Short problem: Go through the listing and return every line with "passe" in it.

Entries:
-*-*-
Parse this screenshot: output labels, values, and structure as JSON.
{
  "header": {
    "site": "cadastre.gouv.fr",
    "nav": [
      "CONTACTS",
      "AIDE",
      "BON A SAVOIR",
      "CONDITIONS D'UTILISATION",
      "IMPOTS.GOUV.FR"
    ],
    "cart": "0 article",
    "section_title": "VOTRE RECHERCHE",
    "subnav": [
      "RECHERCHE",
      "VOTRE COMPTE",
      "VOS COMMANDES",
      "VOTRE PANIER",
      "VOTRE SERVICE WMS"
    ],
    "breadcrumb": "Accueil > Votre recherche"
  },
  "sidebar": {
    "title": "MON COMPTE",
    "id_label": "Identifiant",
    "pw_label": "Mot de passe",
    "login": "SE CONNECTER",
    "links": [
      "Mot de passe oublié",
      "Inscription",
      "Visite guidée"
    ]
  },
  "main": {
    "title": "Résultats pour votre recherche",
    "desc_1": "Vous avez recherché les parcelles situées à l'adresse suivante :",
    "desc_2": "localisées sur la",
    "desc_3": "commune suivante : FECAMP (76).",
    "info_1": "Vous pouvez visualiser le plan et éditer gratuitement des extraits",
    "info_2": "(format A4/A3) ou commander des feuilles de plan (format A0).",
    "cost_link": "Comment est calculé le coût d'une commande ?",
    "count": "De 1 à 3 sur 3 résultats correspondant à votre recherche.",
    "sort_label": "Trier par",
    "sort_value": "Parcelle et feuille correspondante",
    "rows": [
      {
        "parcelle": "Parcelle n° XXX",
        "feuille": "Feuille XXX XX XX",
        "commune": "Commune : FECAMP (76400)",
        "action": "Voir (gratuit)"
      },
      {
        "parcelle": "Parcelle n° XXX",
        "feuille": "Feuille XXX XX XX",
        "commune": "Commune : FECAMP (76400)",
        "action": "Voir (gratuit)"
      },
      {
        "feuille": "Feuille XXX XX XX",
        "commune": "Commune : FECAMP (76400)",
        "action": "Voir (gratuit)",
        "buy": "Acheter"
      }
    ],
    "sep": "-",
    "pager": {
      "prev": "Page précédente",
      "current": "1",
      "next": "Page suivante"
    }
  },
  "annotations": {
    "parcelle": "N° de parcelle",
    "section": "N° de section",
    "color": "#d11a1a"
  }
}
-*-*-
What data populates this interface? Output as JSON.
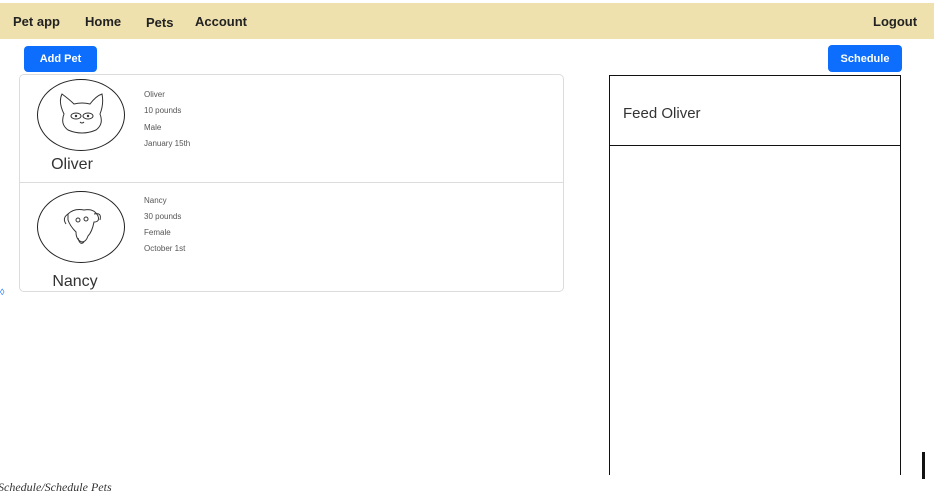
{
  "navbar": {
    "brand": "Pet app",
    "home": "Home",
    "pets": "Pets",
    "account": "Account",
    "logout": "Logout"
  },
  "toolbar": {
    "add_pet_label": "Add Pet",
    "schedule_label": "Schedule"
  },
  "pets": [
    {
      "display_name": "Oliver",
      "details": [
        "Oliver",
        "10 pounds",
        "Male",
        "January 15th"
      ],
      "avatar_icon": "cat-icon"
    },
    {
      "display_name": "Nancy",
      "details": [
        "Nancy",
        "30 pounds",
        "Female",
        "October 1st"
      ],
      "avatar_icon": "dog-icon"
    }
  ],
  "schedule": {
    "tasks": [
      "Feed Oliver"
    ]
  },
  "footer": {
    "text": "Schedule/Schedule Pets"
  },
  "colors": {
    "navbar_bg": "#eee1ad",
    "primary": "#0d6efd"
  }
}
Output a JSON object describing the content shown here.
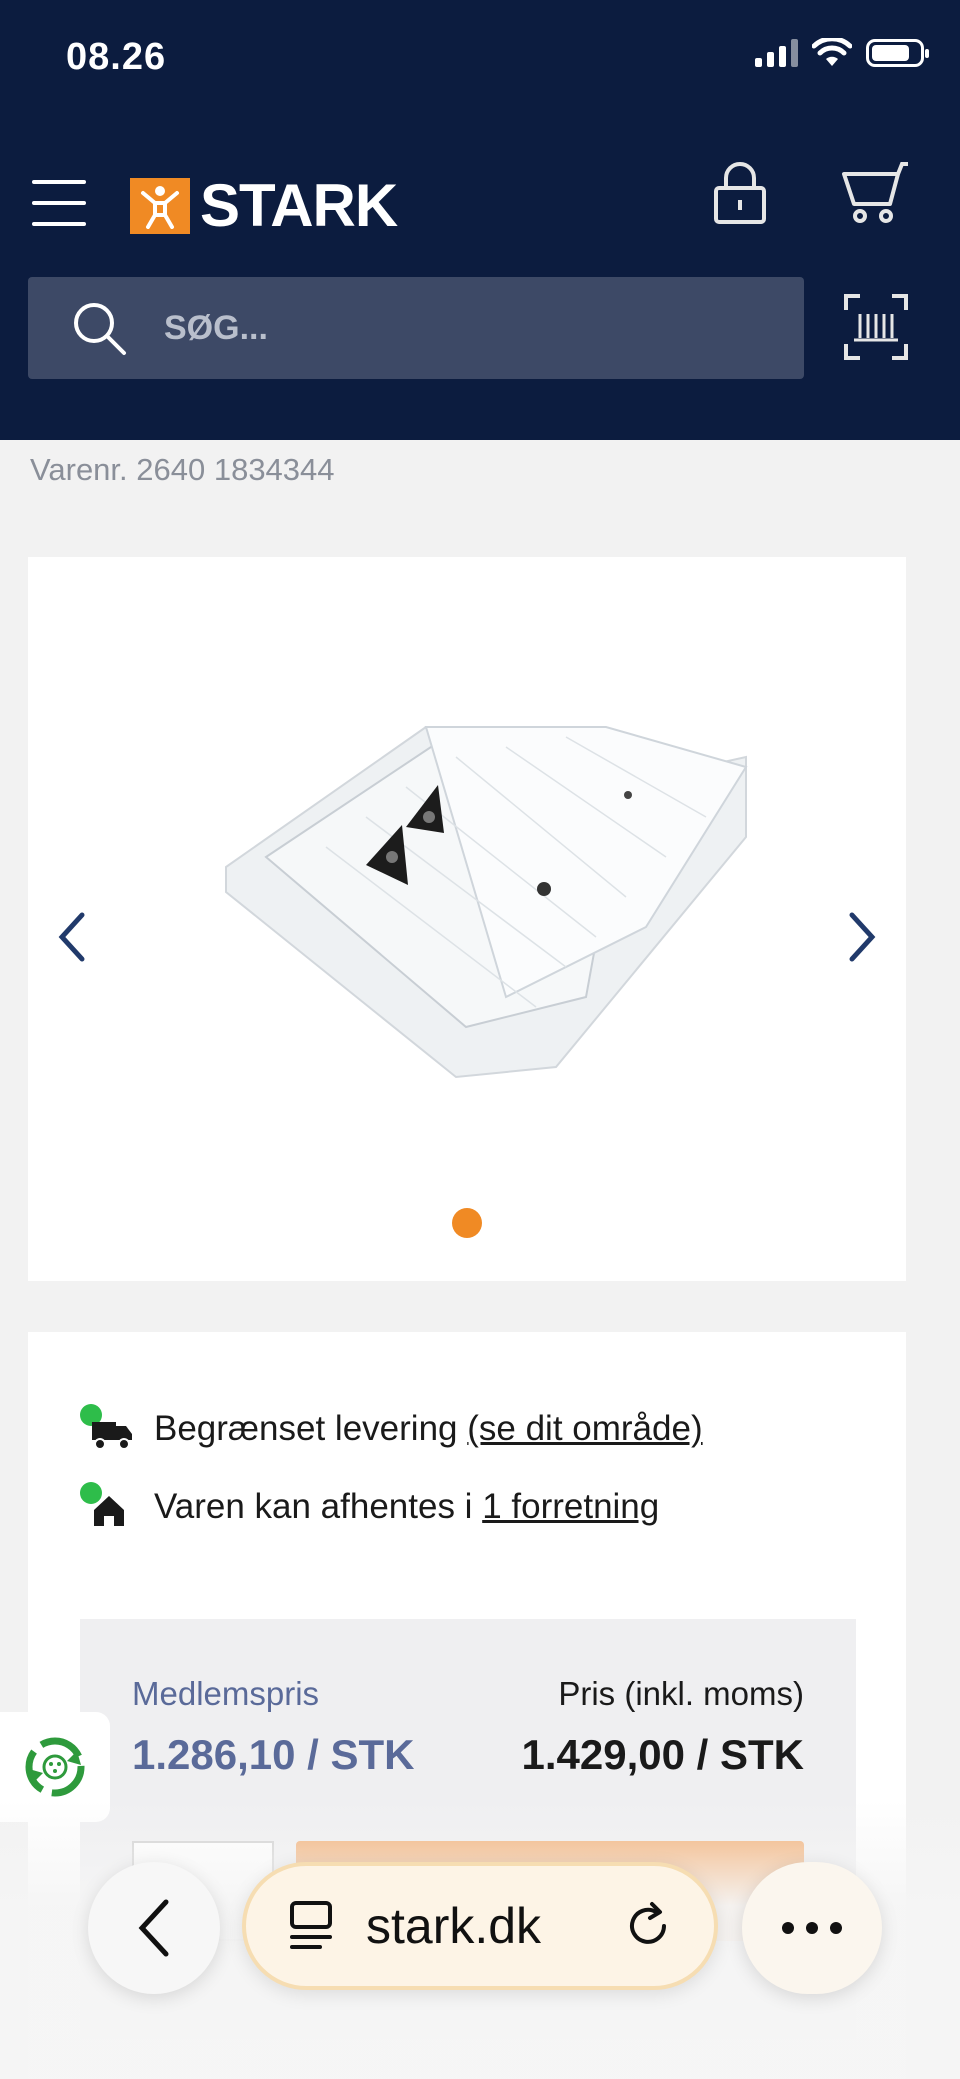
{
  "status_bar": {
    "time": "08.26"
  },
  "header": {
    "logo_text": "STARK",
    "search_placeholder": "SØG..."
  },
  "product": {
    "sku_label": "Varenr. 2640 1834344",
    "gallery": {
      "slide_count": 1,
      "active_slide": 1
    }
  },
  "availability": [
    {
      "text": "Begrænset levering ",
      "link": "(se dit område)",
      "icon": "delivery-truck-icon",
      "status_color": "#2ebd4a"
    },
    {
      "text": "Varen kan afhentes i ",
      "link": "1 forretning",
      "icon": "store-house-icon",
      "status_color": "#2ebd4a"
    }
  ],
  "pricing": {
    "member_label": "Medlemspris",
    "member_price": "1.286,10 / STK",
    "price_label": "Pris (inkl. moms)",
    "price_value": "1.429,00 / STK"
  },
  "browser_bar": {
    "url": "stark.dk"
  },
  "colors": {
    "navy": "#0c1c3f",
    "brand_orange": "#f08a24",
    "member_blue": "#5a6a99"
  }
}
-*-*-
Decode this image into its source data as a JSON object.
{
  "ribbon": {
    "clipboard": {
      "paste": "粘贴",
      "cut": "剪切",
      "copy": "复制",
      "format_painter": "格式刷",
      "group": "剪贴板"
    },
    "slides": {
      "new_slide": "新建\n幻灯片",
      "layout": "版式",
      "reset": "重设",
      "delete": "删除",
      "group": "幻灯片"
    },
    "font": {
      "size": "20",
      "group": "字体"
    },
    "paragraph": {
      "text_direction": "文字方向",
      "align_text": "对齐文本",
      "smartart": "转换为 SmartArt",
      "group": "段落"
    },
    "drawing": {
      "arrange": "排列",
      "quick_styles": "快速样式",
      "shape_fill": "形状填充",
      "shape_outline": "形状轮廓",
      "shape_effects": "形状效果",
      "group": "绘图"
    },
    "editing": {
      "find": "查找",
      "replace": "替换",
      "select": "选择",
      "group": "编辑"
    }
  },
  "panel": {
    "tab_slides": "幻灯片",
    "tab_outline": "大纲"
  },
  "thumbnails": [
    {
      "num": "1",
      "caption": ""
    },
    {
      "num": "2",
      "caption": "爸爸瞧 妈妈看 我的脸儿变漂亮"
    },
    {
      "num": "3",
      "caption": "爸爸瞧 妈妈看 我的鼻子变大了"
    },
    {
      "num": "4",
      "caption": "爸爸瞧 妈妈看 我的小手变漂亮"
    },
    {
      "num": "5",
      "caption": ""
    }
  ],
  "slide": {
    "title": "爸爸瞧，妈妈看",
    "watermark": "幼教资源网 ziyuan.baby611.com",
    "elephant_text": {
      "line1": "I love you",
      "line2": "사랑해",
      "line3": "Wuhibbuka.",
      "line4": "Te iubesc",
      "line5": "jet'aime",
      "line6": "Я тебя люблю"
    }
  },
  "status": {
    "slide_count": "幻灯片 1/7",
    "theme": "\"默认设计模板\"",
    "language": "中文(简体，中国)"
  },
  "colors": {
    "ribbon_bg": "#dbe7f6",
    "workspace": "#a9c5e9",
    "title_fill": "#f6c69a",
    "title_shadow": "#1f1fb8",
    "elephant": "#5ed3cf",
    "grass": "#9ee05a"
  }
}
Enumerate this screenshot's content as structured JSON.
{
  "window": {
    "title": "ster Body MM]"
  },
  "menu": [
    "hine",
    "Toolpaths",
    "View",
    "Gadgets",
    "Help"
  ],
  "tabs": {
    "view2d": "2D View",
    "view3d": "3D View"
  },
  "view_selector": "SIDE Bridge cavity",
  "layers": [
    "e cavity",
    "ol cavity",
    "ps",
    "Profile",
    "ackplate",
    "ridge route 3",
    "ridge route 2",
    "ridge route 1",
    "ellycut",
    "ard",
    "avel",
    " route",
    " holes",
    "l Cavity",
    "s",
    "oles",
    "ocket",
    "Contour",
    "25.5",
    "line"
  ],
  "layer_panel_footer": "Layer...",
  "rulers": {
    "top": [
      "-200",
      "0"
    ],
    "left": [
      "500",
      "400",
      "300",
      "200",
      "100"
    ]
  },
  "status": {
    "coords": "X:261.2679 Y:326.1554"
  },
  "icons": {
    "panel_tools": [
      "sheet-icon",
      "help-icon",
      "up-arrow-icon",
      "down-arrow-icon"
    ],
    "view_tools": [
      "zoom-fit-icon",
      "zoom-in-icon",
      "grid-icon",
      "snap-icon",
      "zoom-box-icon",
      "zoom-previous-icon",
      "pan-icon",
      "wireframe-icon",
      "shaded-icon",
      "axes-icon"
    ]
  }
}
-*-*-
Answer:
    "pw_label": "Mot de passe",
      "Mot de passe oublié",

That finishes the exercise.